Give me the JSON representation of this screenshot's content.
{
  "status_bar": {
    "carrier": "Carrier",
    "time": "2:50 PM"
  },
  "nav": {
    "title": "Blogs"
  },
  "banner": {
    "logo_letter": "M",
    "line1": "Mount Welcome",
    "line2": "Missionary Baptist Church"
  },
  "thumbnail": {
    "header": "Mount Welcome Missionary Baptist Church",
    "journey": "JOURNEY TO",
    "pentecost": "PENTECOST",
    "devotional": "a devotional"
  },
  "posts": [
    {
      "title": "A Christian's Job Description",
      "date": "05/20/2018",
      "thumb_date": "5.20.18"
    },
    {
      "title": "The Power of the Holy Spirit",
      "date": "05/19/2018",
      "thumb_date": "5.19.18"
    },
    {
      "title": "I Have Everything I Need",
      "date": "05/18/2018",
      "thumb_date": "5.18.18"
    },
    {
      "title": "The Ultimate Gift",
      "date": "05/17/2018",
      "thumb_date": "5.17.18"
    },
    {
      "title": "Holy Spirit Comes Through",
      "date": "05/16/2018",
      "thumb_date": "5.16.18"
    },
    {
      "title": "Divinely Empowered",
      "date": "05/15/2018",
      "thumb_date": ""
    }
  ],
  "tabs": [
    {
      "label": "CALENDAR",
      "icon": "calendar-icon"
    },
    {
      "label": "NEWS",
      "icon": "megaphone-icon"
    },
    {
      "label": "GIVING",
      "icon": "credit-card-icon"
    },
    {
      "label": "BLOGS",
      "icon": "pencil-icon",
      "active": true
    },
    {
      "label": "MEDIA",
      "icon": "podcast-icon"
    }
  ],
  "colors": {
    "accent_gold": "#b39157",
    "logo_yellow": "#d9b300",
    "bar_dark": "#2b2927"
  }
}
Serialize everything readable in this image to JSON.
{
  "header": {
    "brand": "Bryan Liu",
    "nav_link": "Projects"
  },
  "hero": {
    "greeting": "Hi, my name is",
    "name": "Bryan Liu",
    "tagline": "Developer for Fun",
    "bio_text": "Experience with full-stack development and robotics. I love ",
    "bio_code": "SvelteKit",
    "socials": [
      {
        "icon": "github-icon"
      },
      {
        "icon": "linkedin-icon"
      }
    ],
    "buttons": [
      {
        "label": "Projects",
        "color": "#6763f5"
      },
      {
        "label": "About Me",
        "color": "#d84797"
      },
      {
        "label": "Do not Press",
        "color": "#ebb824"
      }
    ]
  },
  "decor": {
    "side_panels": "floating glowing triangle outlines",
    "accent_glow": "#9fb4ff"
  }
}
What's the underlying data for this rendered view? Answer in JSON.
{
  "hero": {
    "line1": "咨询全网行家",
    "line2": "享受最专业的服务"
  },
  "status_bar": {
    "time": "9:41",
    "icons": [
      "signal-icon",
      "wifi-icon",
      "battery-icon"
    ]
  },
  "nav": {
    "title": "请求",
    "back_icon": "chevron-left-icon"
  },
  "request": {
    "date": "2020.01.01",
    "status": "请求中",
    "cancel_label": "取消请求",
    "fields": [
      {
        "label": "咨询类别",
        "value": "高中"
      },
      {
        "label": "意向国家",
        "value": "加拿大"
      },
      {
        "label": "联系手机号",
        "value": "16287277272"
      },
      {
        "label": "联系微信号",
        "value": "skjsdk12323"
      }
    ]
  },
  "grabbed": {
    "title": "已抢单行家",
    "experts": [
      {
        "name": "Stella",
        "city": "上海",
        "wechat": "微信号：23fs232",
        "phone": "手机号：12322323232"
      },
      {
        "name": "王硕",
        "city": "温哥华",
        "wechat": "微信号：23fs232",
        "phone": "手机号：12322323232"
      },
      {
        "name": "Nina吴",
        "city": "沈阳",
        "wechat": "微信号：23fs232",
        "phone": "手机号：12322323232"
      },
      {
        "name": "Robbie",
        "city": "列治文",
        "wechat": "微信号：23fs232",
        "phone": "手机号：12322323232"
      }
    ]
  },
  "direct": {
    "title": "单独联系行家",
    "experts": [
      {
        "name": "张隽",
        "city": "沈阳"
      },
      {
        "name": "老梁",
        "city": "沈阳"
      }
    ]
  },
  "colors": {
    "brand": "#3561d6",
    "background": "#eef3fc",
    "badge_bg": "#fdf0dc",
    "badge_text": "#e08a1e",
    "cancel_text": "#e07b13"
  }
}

|---|

**Problem details**
Take every line from the data above that holds "Welcome" and copy it out.

**Problem solution**
    "line1": "Mount Welcome",
    "header": "Mount Welcome Missionary Baptist Church",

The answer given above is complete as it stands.